■ EXERCISE INSTRUCTIONS ■
Transcribe the records below exactly.

▬▬▬▬▬▬

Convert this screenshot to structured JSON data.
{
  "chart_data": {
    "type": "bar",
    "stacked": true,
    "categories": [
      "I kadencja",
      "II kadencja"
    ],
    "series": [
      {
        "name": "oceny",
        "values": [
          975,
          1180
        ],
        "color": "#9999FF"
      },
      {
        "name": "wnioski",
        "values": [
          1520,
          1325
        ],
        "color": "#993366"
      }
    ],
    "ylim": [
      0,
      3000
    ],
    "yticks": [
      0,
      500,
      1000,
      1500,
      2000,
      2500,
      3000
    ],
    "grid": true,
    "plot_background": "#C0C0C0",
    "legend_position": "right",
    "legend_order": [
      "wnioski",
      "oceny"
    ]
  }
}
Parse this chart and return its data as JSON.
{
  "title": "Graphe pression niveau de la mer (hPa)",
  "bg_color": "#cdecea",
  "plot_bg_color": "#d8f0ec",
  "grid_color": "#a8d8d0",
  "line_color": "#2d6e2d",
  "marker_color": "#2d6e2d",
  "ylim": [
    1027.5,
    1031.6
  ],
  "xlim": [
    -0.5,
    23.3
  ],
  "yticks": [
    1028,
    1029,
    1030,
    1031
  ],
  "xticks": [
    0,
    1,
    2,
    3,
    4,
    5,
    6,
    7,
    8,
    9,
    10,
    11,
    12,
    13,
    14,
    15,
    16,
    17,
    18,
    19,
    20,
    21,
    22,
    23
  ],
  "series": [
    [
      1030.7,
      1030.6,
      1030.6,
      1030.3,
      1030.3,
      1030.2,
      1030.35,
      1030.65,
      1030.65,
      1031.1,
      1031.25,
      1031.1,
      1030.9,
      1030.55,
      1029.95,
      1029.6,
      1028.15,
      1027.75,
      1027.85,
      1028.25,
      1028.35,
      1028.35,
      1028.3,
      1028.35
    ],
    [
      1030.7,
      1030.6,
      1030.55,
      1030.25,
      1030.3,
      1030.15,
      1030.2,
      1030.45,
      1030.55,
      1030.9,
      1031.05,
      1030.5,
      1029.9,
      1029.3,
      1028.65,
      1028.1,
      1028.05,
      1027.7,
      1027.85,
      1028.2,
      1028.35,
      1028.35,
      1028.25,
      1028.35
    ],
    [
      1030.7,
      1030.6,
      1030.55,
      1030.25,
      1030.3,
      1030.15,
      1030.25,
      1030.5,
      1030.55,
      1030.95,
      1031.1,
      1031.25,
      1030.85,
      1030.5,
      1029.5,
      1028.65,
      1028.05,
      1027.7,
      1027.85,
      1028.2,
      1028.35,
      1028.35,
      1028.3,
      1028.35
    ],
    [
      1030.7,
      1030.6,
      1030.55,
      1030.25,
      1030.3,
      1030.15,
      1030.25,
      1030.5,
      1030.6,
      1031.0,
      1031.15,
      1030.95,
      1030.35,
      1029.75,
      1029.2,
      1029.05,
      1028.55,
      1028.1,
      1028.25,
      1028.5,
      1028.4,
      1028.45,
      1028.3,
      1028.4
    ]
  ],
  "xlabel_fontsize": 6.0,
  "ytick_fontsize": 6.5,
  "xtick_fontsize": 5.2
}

▬▬▬▬▬▬

■ OUTPUT FOR THIS TASK ■
Convert this screenshot to structured JSON data.
{
  "chart_data": {
    "type": "bar",
    "stacked": true,
    "categories": [
      "I kadencja",
      "II kadencja"
    ],
    "series": [
      {
        "name": "oceny",
        "values": [
          975,
          1180
        ],
        "color": "#9999FF"
      },
      {
        "name": "wnioski",
        "values": [
          1520,
          1325
        ],
        "color": "#993366"
      }
    ],
    "ylim": [
      0,
      3000
    ],
    "yticks": [
      0,
      500,
      1000,
      1500,
      2000,
      2500,
      3000
    ],
    "grid": true,
    "plot_background": "#C0C0C0",
    "legend_position": "right",
    "legend_order": [
      "wnioski",
      "oceny"
    ]
  }
}
Parse this chart and return its data as JSON.
{
  "title": "Graphe pression niveau de la mer (hPa)",
  "bg_color": "#cdecea",
  "plot_bg_color": "#d8f0ec",
  "grid_color": "#a8d8d0",
  "line_color": "#2d6e2d",
  "marker_color": "#2d6e2d",
  "ylim": [
    1027.5,
    1031.6
  ],
  "xlim": [
    -0.5,
    23.3
  ],
  "yticks": [
    1028,
    1029,
    1030,
    1031
  ],
  "xticks": [
    0,
    1,
    2,
    3,
    4,
    5,
    6,
    7,
    8,
    9,
    10,
    11,
    12,
    13,
    14,
    15,
    16,
    17,
    18,
    19,
    20,
    21,
    22,
    23
  ],
  "series": [
    [
      1030.7,
      1030.6,
      1030.6,
      1030.3,
      1030.3,
      1030.2,
      1030.35,
      1030.65,
      1030.65,
      1031.1,
      1031.25,
      1031.1,
      1030.9,
      1030.55,
      1029.95,
      1029.6,
      1028.15,
      1027.75,
      1027.85,
      1028.25,
      1028.35,
      1028.35,
      1028.3,
      1028.35
    ],
    [
      1030.7,
      1030.6,
      1030.55,
      1030.25,
      1030.3,
      1030.15,
      1030.2,
      1030.45,
      1030.55,
      1030.9,
      1031.05,
      1030.5,
      1029.9,
      1029.3,
      1028.65,
      1028.1,
      1028.05,
      1027.7,
      1027.85,
      1028.2,
      1028.35,
      1028.35,
      1028.25,
      1028.35
    ],
    [
      1030.7,
      1030.6,
      1030.55,
      1030.25,
      1030.3,
      1030.15,
      1030.25,
      1030.5,
      1030.55,
      1030.95,
      1031.1,
      1031.25,
      1030.85,
      1030.5,
      1029.5,
      1028.65,
      1028.05,
      1027.7,
      1027.85,
      1028.2,
      1028.35,
      1028.35,
      1028.3,
      1028.35
    ],
    [
      1030.7,
      1030.6,
      1030.55,
      1030.25,
      1030.3,
      1030.15,
      1030.25,
      1030.5,
      1030.6,
      1031.0,
      1031.15,
      1030.95,
      1030.35,
      1029.75,
      1029.2,
      1029.05,
      1028.55,
      1028.1,
      1028.25,
      1028.5,
      1028.4,
      1028.45,
      1028.3,
      1028.4
    ]
  ],
  "xlabel_fontsize": 6.0,
  "ytick_fontsize": 6.5,
  "xtick_fontsize": 5.2
}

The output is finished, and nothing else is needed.